● **取り組む課題**:
(A) 運転免許と学童保育をめぐる日記について、次の問いに答えてください。
(i) 技能試験の担当教官は誰に似ていたと書かれていますか。
(ii) 筆者は子どもたちに自分を何と名乗りましたか。
(iii) 「マルーは絵を描くのが、すきなの?」と聞かれた筆者は、何と答えましたか。
(B) 運転免許と学童保育をめぐる日記を、最後の文に続けて書き進めてください。

● **本文**:

☆ ☆ ☆

某日。
運転免許の技能試験。
担当教官がサンドイッチマンの金髪の方に似ているのを見た刹那
「むりかも」と思ったが、無事通った。
運動神経がわるく、なにかにつけて技能の覚えが悪かったものの
いったん体が納得してしまえば、大丈夫なようだった。
柳沢慎吾みたいな間で教える教官もいて、
おもしろい部分もあった。
感謝している。よくぞ人は人に教えるものだ。
なんて大変なことだ人が人になにかを教えるって。
なんにしろ、ムショ通いのようだった生活よ。
さらばだ。(ビュッ!!←走り去る音)
某日。
縁あって、近所の学童保育のワークショップの見学へ。
もしかしたら、スタッフめいたものをやるかもしれない。
まず。うまれたばかりの細胞みたいな
なまなましく元気なこどもらが
一斉に、体育館じゅうにウジャウジャどわわといる、のを見る。
そして、こどもらを下の名前で呼びつけて点呼する
先生たちの、手際のよさと夢のようなパワフルさ、ユーモア、
機知、を見る。
気が遠くなる。
「わたしにかれらのようなこどもの指導は、むり」
とニコニコ白眼をむいて微笑みつつ
後頭部をビリビリとしびらせつつ、思う。
だけど、いったんこどもらが席について、
ワークショップがはじまってしまえば、大丈夫だった。
ように思う。
「はじめまして。わたしは、マルーといいます」
「マル?マルー??何人?」
「こう見えて(こどもらの反応ナシ)純日本人です」
「顔が丸いからマルーなのー?」
「そうです(めんどうなのでそういうことにする)」
「えっ、そうなんですか(学童のスタッフTちゃん)」
こどもらは、物珍しい、変わったおとなにやさしい。
わたしが女のこどもたちにたのまれて
絵を描いていると、真剣に「おおお」とよろこんでくれる。
絵を描いて、よろこんでもらえると、嬉しい。ほんとうに嬉しい。
これはもう物心ついたころから、かわらない。
プリミティブなよろこび。
そしてつい、おもしろくなって黙って描きつづけていたら
「マルーは絵を描くのが、すきなの?」と聞かれる。
「うん。この世で一番好き」と、思わず知らずつよい言葉がでる。
自分でも「この世で一番」なんて過激な言葉がでたことに、おどろく。
女のこどもたちも、一瞬たじろぐのがわかる。
「この世で一番…」
「うん。そういうのある?なくていいんだけど。なんでもいいし。食べることとか」

☆ ☆ ☆

収集したデータ項目:
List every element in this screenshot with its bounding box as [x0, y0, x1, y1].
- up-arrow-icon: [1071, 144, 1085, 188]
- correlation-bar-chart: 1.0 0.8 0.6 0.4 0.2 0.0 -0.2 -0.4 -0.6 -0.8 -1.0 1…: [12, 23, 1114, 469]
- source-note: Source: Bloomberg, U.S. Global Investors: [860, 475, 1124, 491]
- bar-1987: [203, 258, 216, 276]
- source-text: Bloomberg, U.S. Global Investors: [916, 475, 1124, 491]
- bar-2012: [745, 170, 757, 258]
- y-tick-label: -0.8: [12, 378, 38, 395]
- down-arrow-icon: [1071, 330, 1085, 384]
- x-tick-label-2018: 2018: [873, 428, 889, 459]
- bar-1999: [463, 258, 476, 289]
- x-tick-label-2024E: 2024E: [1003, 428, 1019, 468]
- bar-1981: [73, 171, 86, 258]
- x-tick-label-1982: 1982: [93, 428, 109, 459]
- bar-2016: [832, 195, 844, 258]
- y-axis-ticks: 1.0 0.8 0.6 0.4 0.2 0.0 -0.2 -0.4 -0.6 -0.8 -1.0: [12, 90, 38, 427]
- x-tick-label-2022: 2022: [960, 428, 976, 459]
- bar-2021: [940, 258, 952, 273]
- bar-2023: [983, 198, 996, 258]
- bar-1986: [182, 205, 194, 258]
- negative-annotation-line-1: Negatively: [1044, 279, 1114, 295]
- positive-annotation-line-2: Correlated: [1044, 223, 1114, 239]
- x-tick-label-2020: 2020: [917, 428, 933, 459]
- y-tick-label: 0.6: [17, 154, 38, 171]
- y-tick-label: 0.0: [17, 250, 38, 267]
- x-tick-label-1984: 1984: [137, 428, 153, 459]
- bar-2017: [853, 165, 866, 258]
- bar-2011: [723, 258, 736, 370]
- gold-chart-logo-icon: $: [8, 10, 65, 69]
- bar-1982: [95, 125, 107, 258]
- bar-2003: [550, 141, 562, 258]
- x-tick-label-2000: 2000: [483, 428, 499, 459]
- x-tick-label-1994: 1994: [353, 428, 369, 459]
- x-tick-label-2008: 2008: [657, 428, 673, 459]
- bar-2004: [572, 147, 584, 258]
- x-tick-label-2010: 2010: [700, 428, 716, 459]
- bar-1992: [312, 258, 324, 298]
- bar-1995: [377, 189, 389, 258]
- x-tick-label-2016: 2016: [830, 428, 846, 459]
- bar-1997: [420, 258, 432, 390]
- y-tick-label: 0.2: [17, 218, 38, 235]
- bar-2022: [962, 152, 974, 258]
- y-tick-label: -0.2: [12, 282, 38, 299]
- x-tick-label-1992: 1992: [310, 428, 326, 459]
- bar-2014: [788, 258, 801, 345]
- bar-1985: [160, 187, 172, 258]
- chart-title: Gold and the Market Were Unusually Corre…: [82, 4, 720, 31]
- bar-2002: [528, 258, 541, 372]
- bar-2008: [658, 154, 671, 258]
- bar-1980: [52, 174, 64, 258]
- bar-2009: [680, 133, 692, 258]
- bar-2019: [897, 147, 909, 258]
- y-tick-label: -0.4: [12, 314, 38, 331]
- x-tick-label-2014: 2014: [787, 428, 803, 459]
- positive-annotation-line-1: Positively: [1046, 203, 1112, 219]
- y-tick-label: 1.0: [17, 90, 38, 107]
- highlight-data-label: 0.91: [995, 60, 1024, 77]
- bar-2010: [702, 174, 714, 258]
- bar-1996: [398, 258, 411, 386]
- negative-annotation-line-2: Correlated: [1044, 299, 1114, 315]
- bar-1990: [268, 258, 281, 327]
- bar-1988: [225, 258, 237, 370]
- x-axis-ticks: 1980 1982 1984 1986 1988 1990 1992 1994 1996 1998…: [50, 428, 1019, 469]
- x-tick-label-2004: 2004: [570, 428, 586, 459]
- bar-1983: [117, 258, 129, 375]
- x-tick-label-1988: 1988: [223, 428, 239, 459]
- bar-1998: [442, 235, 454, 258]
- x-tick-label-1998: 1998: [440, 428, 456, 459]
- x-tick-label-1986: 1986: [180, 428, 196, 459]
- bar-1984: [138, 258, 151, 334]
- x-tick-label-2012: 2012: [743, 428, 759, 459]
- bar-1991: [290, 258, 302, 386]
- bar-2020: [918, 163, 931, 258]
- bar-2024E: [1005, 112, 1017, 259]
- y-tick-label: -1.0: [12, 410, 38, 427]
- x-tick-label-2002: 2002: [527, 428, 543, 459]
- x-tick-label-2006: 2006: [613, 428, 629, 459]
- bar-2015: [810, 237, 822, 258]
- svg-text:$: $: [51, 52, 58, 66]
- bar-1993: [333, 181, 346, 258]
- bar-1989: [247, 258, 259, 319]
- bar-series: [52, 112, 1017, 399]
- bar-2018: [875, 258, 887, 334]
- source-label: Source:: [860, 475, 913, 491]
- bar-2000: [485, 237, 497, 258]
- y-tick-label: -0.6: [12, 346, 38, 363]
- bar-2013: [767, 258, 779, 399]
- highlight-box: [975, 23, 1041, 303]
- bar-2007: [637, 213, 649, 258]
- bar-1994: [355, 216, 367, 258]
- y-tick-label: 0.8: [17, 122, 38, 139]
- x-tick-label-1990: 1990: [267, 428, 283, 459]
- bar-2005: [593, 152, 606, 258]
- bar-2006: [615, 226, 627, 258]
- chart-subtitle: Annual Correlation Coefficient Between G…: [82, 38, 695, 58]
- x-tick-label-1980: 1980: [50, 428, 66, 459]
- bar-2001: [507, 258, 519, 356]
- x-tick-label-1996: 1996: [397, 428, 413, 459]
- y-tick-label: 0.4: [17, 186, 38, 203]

☆ ☆ ☆

● **解答一覧**:
(A)
(i) サンドイッチマンの金髪の方
(ii) マルー
(iii) 「うん。この世で一番好き」

(B)
なぜだかすごくはずかしい。
「え〜…」
女のこどもたちは目を見合わせて笑って、言葉を濁した。
その笑い方。気をつかわれたな、と思う。
そうだよね。そんな大事なこといきなり聞かれてもわかんないし
わかったとしても言うもんでもない。愚問だった。
男のこどもたち。
絵を見ていて「おもしろいね」と素で言うと
話しかけられたことに戸惑いもせず、勝手に説明しながらグングン絵を描いていく。
頭で考えた目的なく描いていく。描くのが終わると、それを振り回して遊ぶ。
そうしてしばらくすると、さびしそうに「もう、帰ってもいい?」と聞く。
ワークショップが終わると、階下のろうかに居並ぶ
蚕たちを見にいった。
この小学校では、こどもたちが蚕を飼っているのだ。
しゃりしゃり
しゃりしゃり
しゃりしゃり
真っ白い蚕たちが、もくもくと葉っぱを食べつづける音だけがする。
夢をみているような気分になる。
「蚕って、さわるときもちいいんですよ」
学童スタッフのTちゃんが教えてくれる。
本当は虫全般苦手なのだけど、
「これは猫だ」と思って、白い体を撫でさすってみる。
まさに、絹のようなしっとりとした手触り。
「これを、下唇にあてるとさらにきもちいいんですよ」と、さらにTちゃん。
そこまでは、しない。
さっきのワークショップにいたちいさな女の子も、
いつのまにかそばに、来ていた。
「そのうちみんな眠(みん)に入って、それからからだのまわりが
黄金色のおしっこでパンパンになって、そうして繭になるんだよ」
それを聞いて、なんと、黄金色のおしっこでパンパンになるのか、
と、うっとりとする。
「すごいね。神話みたいだね」と、返す。
「うん。そうなの」
彼女はランドセルをぶらぶらさせながら、
なかなか家に帰ろうとしない。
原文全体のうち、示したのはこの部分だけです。